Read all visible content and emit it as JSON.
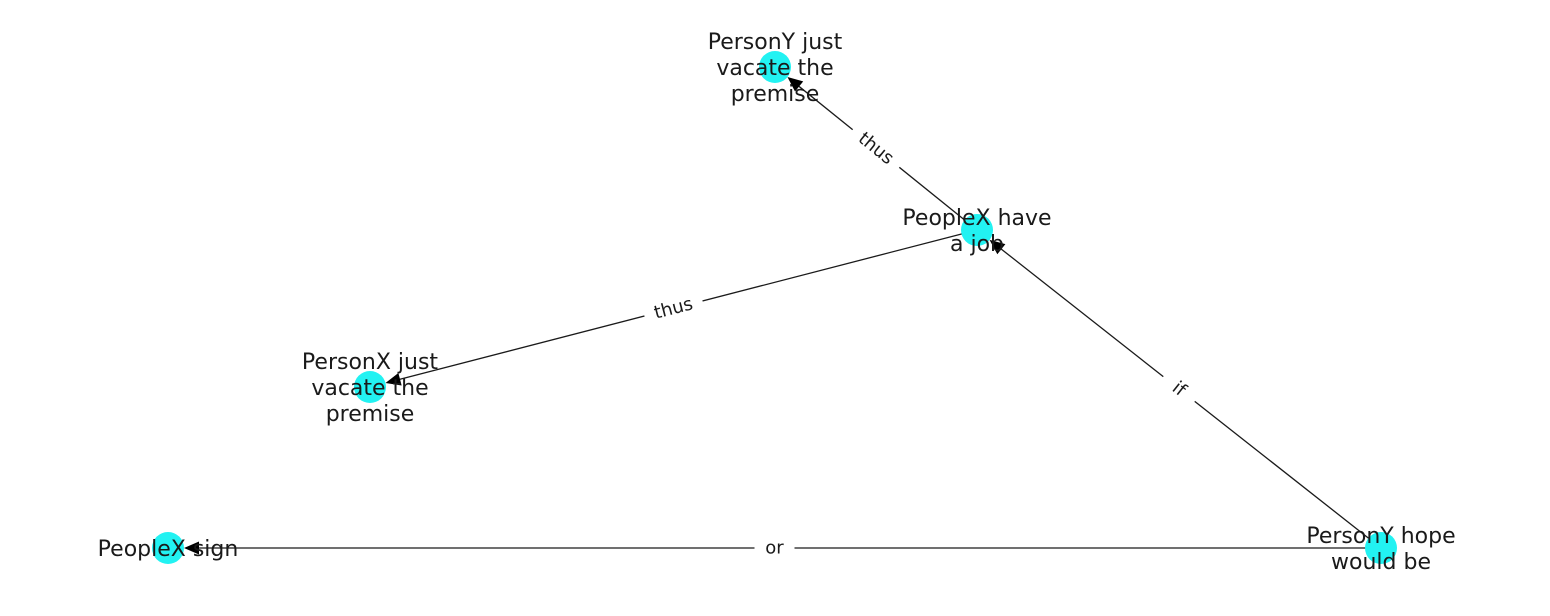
{
  "graph": {
    "node_color": "#22f2f2",
    "nodes": [
      {
        "id": "peoplex_have_a_job",
        "lines": [
          "PeopleX have",
          "a job"
        ]
      },
      {
        "id": "persony_vacate",
        "lines": [
          "PersonY just",
          "vacate the",
          "premise"
        ]
      },
      {
        "id": "personx_vacate",
        "lines": [
          "PersonX just",
          "vacate the",
          "premise"
        ]
      },
      {
        "id": "peoplex_sign",
        "lines": [
          "PeopleX sign"
        ]
      },
      {
        "id": "persony_hope",
        "lines": [
          "PersonY hope",
          "would be"
        ]
      }
    ],
    "edges": [
      {
        "source": "peoplex_have_a_job",
        "target": "persony_vacate",
        "label": "thus"
      },
      {
        "source": "peoplex_have_a_job",
        "target": "personx_vacate",
        "label": "thus"
      },
      {
        "source": "persony_hope",
        "target": "peoplex_have_a_job",
        "label": "if"
      },
      {
        "source": "persony_hope",
        "target": "peoplex_sign",
        "label": "or"
      }
    ]
  }
}
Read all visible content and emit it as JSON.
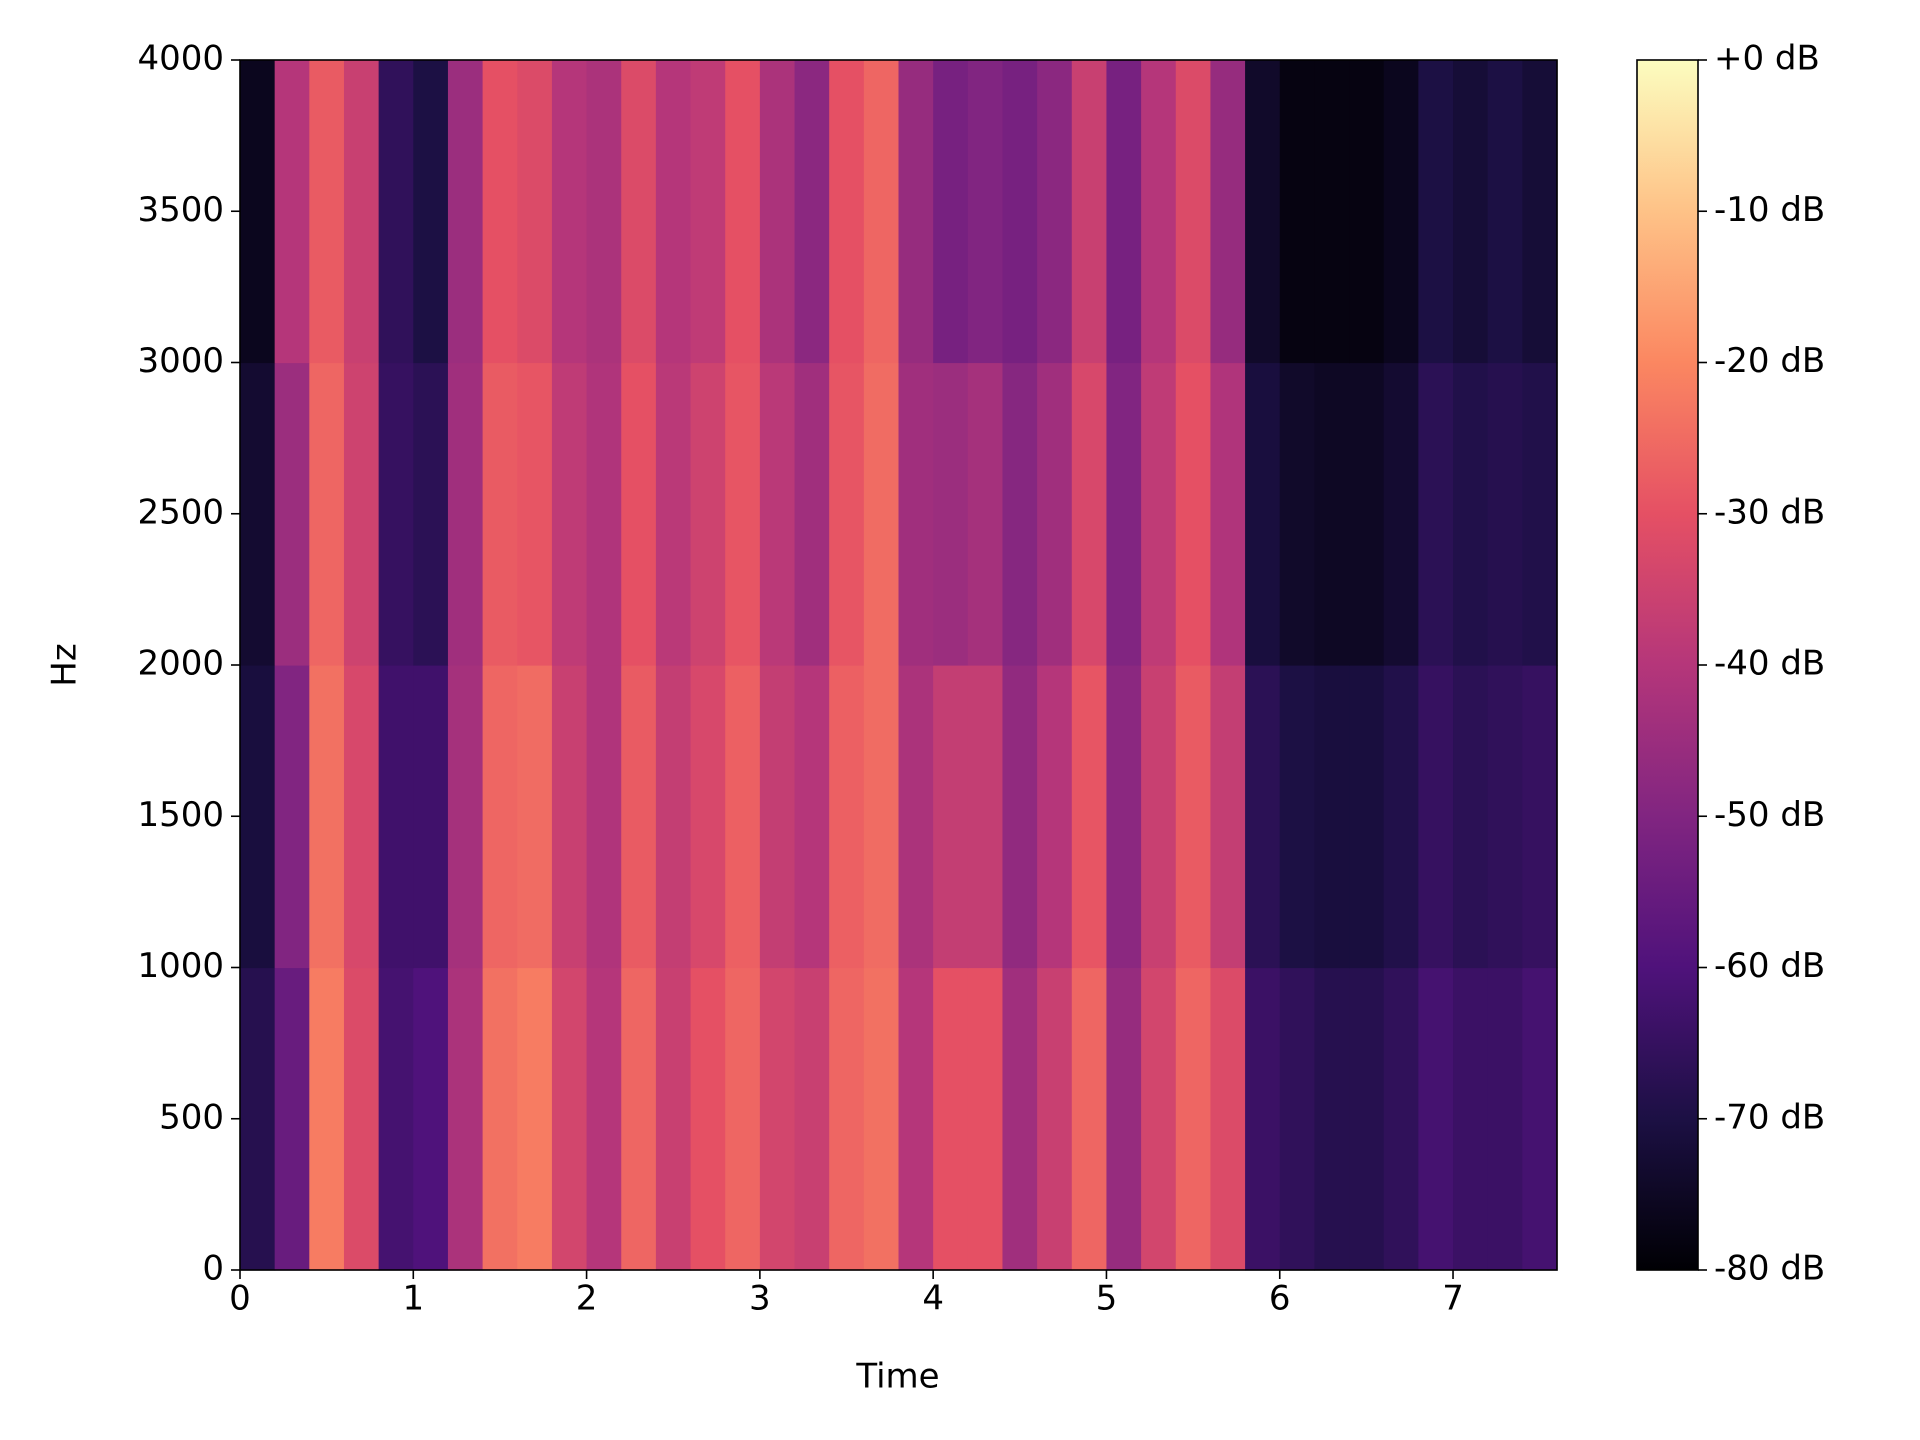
{
  "chart_data": {
    "type": "spectrogram",
    "xlabel": "Time",
    "ylabel": "Hz",
    "colormap": "magma",
    "xlim": [
      0,
      7.6
    ],
    "ylim": [
      0,
      4000
    ],
    "xticks": [
      0,
      1,
      2,
      3,
      4,
      5,
      6,
      7
    ],
    "yticks": [
      0,
      500,
      1000,
      1500,
      2000,
      2500,
      3000,
      3500,
      4000
    ],
    "x_bins": [
      0,
      0.2,
      0.4,
      0.6,
      0.8,
      1,
      1.2,
      1.4,
      1.6,
      1.8,
      2,
      2.2,
      2.4,
      2.6,
      2.8,
      3,
      3.2,
      3.4,
      3.6,
      3.8,
      4,
      4.2,
      4.4,
      4.6,
      4.8,
      5,
      5.2,
      5.4,
      5.6,
      5.8,
      6,
      6.2,
      6.4,
      6.6,
      6.8,
      7,
      7.2,
      7.4,
      7.6
    ],
    "y_bins": [
      0,
      1000,
      2000,
      3000,
      4000
    ],
    "values": [
      [
        -68,
        -55,
        -22,
        -32,
        -62,
        -60,
        -42,
        -24,
        -22,
        -34,
        -40,
        -26,
        -36,
        -30,
        -26,
        -34,
        -36,
        -26,
        -24,
        -40,
        -30,
        -30,
        -44,
        -36,
        -26,
        -46,
        -34,
        -26,
        -32,
        -64,
        -66,
        -68,
        -68,
        -66,
        -62,
        -64,
        -64,
        -62
      ],
      [
        -71,
        -50,
        -24,
        -33,
        -63,
        -63,
        -43,
        -26,
        -25,
        -36,
        -41,
        -28,
        -37,
        -33,
        -27,
        -37,
        -40,
        -27,
        -25,
        -42,
        -37,
        -37,
        -47,
        -40,
        -29,
        -48,
        -36,
        -28,
        -37,
        -67,
        -70,
        -71,
        -71,
        -69,
        -65,
        -67,
        -66,
        -65
      ],
      [
        -73,
        -45,
        -26,
        -35,
        -65,
        -67,
        -44,
        -28,
        -29,
        -38,
        -41,
        -30,
        -39,
        -35,
        -29,
        -39,
        -44,
        -29,
        -25,
        -44,
        -45,
        -43,
        -49,
        -44,
        -33,
        -50,
        -38,
        -30,
        -41,
        -71,
        -74,
        -75,
        -75,
        -73,
        -67,
        -69,
        -68,
        -69
      ],
      [
        -76,
        -40,
        -28,
        -36,
        -66,
        -70,
        -45,
        -30,
        -32,
        -40,
        -42,
        -32,
        -40,
        -38,
        -30,
        -42,
        -48,
        -30,
        -26,
        -46,
        -52,
        -50,
        -52,
        -48,
        -36,
        -52,
        -40,
        -32,
        -46,
        -74,
        -78,
        -78,
        -78,
        -76,
        -70,
        -72,
        -70,
        -72
      ]
    ],
    "colorbar": {
      "lim": [
        -80,
        0
      ],
      "ticks": [
        {
          "value": 0,
          "label": "+0 dB"
        },
        {
          "value": -10,
          "label": "-10 dB"
        },
        {
          "value": -20,
          "label": "-20 dB"
        },
        {
          "value": -30,
          "label": "-30 dB"
        },
        {
          "value": -40,
          "label": "-40 dB"
        },
        {
          "value": -50,
          "label": "-50 dB"
        },
        {
          "value": -60,
          "label": "-60 dB"
        },
        {
          "value": -70,
          "label": "-70 dB"
        },
        {
          "value": -80,
          "label": "-80 dB"
        }
      ]
    }
  }
}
__________________________________________________
## WHAT THIS TASK INVOLVES
Each line of the data is to be duplicated exactly; pictures stay out of the copy.

## WRITTEN ANSWER
Read all visible content and emit it as JSON.
{
  "graph": {
    "node_color": "#22f2f2",
    "nodes": [
      {
        "id": "peoplex_have_a_job",
        "lines": [
          "PeopleX have",
          "a job"
        ]
      },
      {
        "id": "persony_vacate",
        "lines": [
          "PersonY just",
          "vacate the",
          "premise"
        ]
      },
      {
        "id": "personx_vacate",
        "lines": [
          "PersonX just",
          "vacate the",
          "premise"
        ]
      },
      {
        "id": "peoplex_sign",
        "lines": [
          "PeopleX sign"
        ]
      },
      {
        "id": "persony_hope",
        "lines": [
          "PersonY hope",
          "would be"
        ]
      }
    ],
    "edges": [
      {
        "source": "peoplex_have_a_job",
        "target": "persony_vacate",
        "label": "thus"
      },
      {
        "source": "peoplex_have_a_job",
        "target": "personx_vacate",
        "label": "thus"
      },
      {
        "source": "persony_hope",
        "target": "peoplex_have_a_job",
        "label": "if"
      },
      {
        "source": "persony_hope",
        "target": "peoplex_sign",
        "label": "or"
      }
    ]
  }
}
Read all visible content and emit it as JSON.
{
  "chart_data": {
    "type": "spectrogram",
    "xlabel": "Time",
    "ylabel": "Hz",
    "colormap": "magma",
    "xlim": [
      0,
      7.6
    ],
    "ylim": [
      0,
      4000
    ],
    "xticks": [
      0,
      1,
      2,
      3,
      4,
      5,
      6,
      7
    ],
    "yticks": [
      0,
      500,
      1000,
      1500,
      2000,
      2500,
      3000,
      3500,
      4000
    ],
    "x_bins": [
      0,
      0.2,
      0.4,
      0.6,
      0.8,
      1,
      1.2,
      1.4,
      1.6,
      1.8,
      2,
      2.2,
      2.4,
      2.6,
      2.8,
      3,
      3.2,
      3.4,
      3.6,
      3.8,
      4,
      4.2,
      4.4,
      4.6,
      4.8,
      5,
      5.2,
      5.4,
      5.6,
      5.8,
      6,
      6.2,
      6.4,
      6.6,
      6.8,
      7,
      7.2,
      7.4,
      7.6
    ],
    "y_bins": [
      0,
      1000,
      2000,
      3000,
      4000
    ],
    "values": [
      [
        -68,
        -55,
        -22,
        -32,
        -62,
        -60,
        -42,
        -24,
        -22,
        -34,
        -40,
        -26,
        -36,
        -30,
        -26,
        -34,
        -36,
        -26,
        -24,
        -40,
        -30,
        -30,
        -44,
        -36,
        -26,
        -46,
        -34,
        -26,
        -32,
        -64,
        -66,
        -68,
        -68,
        -66,
        -62,
        -64,
        -64,
        -62
      ],
      [
        -71,
        -50,
        -24,
        -33,
        -63,
        -63,
        -43,
        -26,
        -25,
        -36,
        -41,
        -28,
        -37,
        -33,
        -27,
        -37,
        -40,
        -27,
        -25,
        -42,
        -37,
        -37,
        -47,
        -40,
        -29,
        -48,
        -36,
        -28,
        -37,
        -67,
        -70,
        -71,
        -71,
        -69,
        -65,
        -67,
        -66,
        -65
      ],
      [
        -73,
        -45,
        -26,
        -35,
        -65,
        -67,
        -44,
        -28,
        -29,
        -38,
        -41,
        -30,
        -39,
        -35,
        -29,
        -39,
        -44,
        -29,
        -25,
        -44,
        -45,
        -43,
        -49,
        -44,
        -33,
        -50,
        -38,
        -30,
        -41,
        -71,
        -74,
        -75,
        -75,
        -73,
        -67,
        -69,
        -68,
        -69
      ],
      [
        -76,
        -40,
        -28,
        -36,
        -66,
        -70,
        -45,
        -30,
        -32,
        -40,
        -42,
        -32,
        -40,
        -38,
        -30,
        -42,
        -48,
        -30,
        -26,
        -46,
        -52,
        -50,
        -52,
        -48,
        -36,
        -52,
        -40,
        -32,
        -46,
        -74,
        -78,
        -78,
        -78,
        -76,
        -70,
        -72,
        -70,
        -72
      ]
    ],
    "colorbar": {
      "lim": [
        -80,
        0
      ],
      "ticks": [
        {
          "value": 0,
          "label": "+0 dB"
        },
        {
          "value": -10,
          "label": "-10 dB"
        },
        {
          "value": -20,
          "label": "-20 dB"
        },
        {
          "value": -30,
          "label": "-30 dB"
        },
        {
          "value": -40,
          "label": "-40 dB"
        },
        {
          "value": -50,
          "label": "-50 dB"
        },
        {
          "value": -60,
          "label": "-60 dB"
        },
        {
          "value": -70,
          "label": "-70 dB"
        },
        {
          "value": -80,
          "label": "-80 dB"
        }
      ]
    }
  }
}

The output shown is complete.